### [STATED EXERCISE]
Determine how many lines of this material contain "الدكتور". Give only the number.

### [ENTRIES PROVIDED]

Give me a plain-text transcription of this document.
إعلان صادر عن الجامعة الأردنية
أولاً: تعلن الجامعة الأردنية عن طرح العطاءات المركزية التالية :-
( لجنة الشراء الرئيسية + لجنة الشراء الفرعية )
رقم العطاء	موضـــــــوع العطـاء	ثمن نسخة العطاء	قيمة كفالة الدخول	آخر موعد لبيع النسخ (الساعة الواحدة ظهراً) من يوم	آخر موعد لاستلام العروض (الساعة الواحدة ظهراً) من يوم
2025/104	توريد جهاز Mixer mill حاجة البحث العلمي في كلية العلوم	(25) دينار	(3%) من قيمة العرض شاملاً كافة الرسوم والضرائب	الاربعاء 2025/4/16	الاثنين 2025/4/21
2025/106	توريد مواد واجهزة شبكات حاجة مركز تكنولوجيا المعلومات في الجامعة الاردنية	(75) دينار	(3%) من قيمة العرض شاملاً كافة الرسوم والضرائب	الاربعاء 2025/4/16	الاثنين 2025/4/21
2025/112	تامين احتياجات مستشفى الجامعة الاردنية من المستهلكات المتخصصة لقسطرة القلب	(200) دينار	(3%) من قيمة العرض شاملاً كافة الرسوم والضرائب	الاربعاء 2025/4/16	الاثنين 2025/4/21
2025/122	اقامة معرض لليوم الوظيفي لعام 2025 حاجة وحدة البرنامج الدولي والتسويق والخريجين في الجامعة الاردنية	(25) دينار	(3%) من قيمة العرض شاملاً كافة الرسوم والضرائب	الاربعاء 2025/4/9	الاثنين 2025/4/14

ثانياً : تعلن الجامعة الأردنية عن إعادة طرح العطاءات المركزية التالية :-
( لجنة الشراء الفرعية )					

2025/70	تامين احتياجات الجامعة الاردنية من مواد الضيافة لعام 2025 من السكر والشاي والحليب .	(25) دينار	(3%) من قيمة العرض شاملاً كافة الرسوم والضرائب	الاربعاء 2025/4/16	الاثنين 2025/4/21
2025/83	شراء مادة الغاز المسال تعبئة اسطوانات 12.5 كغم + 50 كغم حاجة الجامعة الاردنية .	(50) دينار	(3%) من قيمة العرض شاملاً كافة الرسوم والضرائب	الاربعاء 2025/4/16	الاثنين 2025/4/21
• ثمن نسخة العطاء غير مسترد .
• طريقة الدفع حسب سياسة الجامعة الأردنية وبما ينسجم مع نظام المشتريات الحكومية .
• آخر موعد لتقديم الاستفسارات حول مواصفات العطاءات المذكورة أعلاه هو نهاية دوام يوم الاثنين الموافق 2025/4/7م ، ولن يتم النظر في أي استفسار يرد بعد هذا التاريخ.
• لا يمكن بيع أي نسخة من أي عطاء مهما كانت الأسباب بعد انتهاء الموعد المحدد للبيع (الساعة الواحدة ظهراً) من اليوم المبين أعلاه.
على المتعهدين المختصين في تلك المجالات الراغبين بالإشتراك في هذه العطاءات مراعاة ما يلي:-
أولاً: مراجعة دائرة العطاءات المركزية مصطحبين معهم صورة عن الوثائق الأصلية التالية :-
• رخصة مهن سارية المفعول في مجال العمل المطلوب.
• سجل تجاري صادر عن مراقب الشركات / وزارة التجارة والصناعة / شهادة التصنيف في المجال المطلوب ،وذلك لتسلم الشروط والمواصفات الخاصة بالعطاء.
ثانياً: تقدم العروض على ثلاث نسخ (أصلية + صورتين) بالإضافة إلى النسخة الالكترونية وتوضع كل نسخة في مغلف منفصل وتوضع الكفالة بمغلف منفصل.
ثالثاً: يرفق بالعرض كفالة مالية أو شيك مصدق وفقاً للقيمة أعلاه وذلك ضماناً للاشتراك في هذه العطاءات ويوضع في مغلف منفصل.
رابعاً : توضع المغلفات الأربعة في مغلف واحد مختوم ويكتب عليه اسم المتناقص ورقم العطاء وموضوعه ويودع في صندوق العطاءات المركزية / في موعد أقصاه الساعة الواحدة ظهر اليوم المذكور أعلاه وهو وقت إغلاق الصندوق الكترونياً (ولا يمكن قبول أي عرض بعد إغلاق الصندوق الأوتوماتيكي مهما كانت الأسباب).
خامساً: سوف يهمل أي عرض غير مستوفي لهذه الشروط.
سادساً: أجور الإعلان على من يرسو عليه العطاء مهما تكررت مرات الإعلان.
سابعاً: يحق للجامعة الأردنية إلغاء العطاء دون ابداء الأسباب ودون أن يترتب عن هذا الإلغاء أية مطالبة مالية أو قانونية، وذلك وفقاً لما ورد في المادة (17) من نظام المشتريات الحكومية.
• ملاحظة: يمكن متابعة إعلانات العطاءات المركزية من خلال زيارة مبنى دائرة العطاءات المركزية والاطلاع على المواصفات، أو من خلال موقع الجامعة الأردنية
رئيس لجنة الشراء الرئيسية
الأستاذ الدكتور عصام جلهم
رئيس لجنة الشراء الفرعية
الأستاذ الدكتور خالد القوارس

### [RESPONSE]
2